-- BEGIN Listed records --

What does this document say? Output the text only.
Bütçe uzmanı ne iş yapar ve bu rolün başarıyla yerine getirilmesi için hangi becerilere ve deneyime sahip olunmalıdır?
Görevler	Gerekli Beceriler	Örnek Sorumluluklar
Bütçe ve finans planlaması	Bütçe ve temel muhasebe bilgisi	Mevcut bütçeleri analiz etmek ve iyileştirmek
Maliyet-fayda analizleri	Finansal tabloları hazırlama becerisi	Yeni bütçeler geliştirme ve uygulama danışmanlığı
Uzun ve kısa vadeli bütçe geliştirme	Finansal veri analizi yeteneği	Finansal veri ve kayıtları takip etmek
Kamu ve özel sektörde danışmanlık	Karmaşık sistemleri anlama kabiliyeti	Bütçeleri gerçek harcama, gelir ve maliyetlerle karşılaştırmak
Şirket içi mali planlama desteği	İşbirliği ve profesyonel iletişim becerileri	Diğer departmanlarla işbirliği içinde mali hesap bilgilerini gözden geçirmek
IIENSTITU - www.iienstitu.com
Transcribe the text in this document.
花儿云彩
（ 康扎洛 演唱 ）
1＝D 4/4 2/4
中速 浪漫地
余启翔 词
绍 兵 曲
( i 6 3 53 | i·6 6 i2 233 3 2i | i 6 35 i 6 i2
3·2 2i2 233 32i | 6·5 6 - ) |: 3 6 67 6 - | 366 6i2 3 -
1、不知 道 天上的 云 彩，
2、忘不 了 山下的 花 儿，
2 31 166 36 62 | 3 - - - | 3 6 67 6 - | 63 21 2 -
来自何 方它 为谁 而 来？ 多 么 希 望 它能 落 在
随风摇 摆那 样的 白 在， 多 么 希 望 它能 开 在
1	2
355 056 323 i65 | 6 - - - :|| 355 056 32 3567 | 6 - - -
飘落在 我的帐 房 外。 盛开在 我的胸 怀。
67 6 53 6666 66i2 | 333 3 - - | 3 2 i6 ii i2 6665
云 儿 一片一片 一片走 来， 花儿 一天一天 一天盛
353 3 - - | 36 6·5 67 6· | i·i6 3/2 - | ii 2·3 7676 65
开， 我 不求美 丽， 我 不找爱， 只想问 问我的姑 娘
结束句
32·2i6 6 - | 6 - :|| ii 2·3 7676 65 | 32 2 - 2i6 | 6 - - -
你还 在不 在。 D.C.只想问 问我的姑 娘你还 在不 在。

-- END Listed records --

**Exercise description:**
Retype every entry above, word for word.

**Response to this exercise:**
What does this document say? Output the text only.
Bütçe uzmanı ne iş yapar ve bu rolün başarıyla yerine getirilmesi için hangi becerilere ve deneyime sahip olunmalıdır?
Görevler	Gerekli Beceriler	Örnek Sorumluluklar
Bütçe ve finans planlaması	Bütçe ve temel muhasebe bilgisi	Mevcut bütçeleri analiz etmek ve iyileştirmek
Maliyet-fayda analizleri	Finansal tabloları hazırlama becerisi	Yeni bütçeler geliştirme ve uygulama danışmanlığı
Uzun ve kısa vadeli bütçe geliştirme	Finansal veri analizi yeteneği	Finansal veri ve kayıtları takip etmek
Kamu ve özel sektörde danışmanlık	Karmaşık sistemleri anlama kabiliyeti	Bütçeleri gerçek harcama, gelir ve maliyetlerle karşılaştırmak
Şirket içi mali planlama desteği	İşbirliği ve profesyonel iletişim becerileri	Diğer departmanlarla işbirliği içinde mali hesap bilgilerini gözden geçirmek
IIENSTITU - www.iienstitu.com
Transcribe the text in this document.
花儿云彩
（ 康扎洛 演唱 ）
1＝D 4/4 2/4
中速 浪漫地
余启翔 词
绍 兵 曲
( i 6 3 53 | i·6 6 i2 233 3 2i | i 6 35 i 6 i2
3·2 2i2 233 32i | 6·5 6 - ) |: 3 6 67 6 - | 366 6i2 3 -
1、不知 道 天上的 云 彩，
2、忘不 了 山下的 花 儿，
2 31 166 36 62 | 3 - - - | 3 6 67 6 - | 63 21 2 -
来自何 方它 为谁 而 来？ 多 么 希 望 它能 落 在
随风摇 摆那 样的 白 在， 多 么 希 望 它能 开 在
1	2
355 056 323 i65 | 6 - - - :|| 355 056 32 3567 | 6 - - -
飘落在 我的帐 房 外。 盛开在 我的胸 怀。
67 6 53 6666 66i2 | 333 3 - - | 3 2 i6 ii i2 6665
云 儿 一片一片 一片走 来， 花儿 一天一天 一天盛
353 3 - - | 36 6·5 67 6· | i·i6 3/2 - | ii 2·3 7676 65
开， 我 不求美 丽， 我 不找爱， 只想问 问我的姑 娘
结束句
32·2i6 6 - | 6 - :|| ii 2·3 7676 65 | 32 2 - 2i6 | 6 - - -
你还 在不 在。 D.C.只想问 问我的姑 娘你还 在不 在。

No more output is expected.